→ OBJECTIVE
Show every line of the records below that contains the word "نوآوری".

*** DATA ENTRIES

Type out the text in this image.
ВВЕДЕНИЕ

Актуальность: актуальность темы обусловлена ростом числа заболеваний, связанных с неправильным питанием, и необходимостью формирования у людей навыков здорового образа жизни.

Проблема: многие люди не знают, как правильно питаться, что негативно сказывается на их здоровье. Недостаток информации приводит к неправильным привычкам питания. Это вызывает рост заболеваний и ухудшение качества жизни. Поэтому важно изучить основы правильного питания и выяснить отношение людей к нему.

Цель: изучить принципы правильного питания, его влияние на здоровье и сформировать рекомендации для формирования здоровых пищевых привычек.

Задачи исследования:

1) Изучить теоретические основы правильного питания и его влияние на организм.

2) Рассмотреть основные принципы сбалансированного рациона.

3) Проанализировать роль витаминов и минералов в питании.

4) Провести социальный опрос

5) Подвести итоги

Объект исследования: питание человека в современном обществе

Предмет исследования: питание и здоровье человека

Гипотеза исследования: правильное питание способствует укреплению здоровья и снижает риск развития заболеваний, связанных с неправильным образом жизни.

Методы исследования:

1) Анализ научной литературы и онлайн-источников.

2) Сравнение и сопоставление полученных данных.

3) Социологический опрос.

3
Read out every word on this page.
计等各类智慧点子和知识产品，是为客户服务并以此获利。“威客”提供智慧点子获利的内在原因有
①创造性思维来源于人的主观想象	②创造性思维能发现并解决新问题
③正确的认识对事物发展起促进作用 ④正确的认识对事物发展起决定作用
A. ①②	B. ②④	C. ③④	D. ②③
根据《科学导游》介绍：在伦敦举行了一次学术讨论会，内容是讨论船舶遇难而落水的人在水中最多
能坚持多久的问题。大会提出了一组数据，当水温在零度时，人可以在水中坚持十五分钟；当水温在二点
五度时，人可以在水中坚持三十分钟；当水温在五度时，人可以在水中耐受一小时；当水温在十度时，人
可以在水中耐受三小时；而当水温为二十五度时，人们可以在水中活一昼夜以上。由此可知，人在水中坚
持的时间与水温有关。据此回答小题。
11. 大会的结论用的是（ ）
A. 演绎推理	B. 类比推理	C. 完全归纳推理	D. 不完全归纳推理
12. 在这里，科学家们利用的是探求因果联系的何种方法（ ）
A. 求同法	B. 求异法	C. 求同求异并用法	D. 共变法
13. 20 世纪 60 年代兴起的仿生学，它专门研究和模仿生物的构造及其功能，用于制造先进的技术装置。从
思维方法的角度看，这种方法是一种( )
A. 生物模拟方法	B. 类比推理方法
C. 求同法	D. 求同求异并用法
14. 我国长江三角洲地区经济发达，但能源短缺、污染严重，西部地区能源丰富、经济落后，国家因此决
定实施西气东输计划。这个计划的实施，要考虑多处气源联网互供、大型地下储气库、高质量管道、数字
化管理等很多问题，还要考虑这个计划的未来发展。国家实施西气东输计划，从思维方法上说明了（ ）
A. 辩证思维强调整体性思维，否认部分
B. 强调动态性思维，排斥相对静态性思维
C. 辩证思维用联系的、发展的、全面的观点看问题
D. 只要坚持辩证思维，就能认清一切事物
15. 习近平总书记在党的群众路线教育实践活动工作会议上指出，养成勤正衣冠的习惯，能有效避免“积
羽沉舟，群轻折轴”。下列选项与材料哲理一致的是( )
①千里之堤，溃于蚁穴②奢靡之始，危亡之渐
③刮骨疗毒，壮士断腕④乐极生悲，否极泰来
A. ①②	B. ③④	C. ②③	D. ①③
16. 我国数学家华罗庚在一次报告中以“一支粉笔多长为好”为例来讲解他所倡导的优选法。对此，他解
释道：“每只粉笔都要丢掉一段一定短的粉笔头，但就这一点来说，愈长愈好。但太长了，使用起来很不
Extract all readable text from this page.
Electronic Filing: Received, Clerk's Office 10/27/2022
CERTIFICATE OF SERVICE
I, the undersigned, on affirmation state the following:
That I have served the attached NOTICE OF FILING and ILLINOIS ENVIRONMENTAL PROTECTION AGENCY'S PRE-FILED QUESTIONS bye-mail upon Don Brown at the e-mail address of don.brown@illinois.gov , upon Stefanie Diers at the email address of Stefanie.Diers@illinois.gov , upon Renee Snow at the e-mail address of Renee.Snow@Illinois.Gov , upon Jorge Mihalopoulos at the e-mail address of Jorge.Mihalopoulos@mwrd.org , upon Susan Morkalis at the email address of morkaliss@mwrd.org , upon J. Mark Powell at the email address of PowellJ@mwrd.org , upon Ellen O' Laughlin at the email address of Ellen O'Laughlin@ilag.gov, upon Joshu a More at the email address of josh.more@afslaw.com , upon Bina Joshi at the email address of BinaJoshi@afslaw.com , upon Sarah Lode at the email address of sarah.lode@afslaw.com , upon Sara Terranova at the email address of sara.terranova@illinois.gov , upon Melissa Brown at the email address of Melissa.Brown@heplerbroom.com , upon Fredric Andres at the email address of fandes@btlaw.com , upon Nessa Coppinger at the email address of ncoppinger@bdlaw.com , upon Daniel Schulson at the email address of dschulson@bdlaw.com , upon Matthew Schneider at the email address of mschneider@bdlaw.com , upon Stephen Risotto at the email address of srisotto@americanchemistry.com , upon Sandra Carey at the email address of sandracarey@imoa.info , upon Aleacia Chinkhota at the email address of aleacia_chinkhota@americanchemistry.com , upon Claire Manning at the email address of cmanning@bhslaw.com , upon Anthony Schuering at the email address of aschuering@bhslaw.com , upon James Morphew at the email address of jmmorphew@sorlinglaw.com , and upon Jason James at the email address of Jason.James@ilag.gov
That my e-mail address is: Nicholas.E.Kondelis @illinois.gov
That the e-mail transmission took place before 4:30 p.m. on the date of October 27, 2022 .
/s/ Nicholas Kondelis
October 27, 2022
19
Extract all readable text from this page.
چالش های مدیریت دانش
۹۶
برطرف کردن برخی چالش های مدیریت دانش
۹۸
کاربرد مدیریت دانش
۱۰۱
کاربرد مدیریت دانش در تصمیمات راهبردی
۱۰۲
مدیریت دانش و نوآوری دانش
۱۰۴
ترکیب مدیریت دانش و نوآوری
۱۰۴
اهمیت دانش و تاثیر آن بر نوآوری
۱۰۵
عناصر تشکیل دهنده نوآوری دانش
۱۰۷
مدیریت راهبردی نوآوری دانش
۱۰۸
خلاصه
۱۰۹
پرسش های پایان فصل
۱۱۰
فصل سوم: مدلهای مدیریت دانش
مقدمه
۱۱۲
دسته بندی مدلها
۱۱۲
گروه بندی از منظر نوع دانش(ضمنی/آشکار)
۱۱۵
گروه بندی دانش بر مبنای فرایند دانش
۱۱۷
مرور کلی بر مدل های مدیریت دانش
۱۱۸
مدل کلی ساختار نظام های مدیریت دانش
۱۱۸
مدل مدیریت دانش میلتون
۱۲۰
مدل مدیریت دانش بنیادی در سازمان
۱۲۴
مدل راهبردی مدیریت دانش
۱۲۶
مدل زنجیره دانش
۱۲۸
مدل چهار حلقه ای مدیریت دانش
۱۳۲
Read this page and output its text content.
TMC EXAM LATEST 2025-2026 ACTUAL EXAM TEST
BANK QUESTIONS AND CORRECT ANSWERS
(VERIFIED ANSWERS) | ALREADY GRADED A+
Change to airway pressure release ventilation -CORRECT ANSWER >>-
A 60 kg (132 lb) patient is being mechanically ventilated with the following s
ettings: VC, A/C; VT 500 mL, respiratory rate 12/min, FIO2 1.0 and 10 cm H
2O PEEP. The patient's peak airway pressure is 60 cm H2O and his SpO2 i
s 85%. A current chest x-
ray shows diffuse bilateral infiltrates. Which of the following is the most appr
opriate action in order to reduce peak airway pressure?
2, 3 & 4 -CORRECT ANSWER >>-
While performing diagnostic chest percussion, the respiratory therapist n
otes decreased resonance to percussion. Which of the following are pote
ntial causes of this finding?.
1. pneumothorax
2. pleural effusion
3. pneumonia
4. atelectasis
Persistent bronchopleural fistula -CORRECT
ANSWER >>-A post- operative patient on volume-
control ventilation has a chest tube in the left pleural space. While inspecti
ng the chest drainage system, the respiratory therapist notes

******

→ FULL SOLUTION
مدیریت دانش و نوآوری دانش
ترکیب مدیریت دانش و نوآوری
اهمیت دانش و تاثیر آن بر نوآوری
عناصر تشکیل دهنده نوآوری دانش
مدیریت راهبردی نوآوری دانش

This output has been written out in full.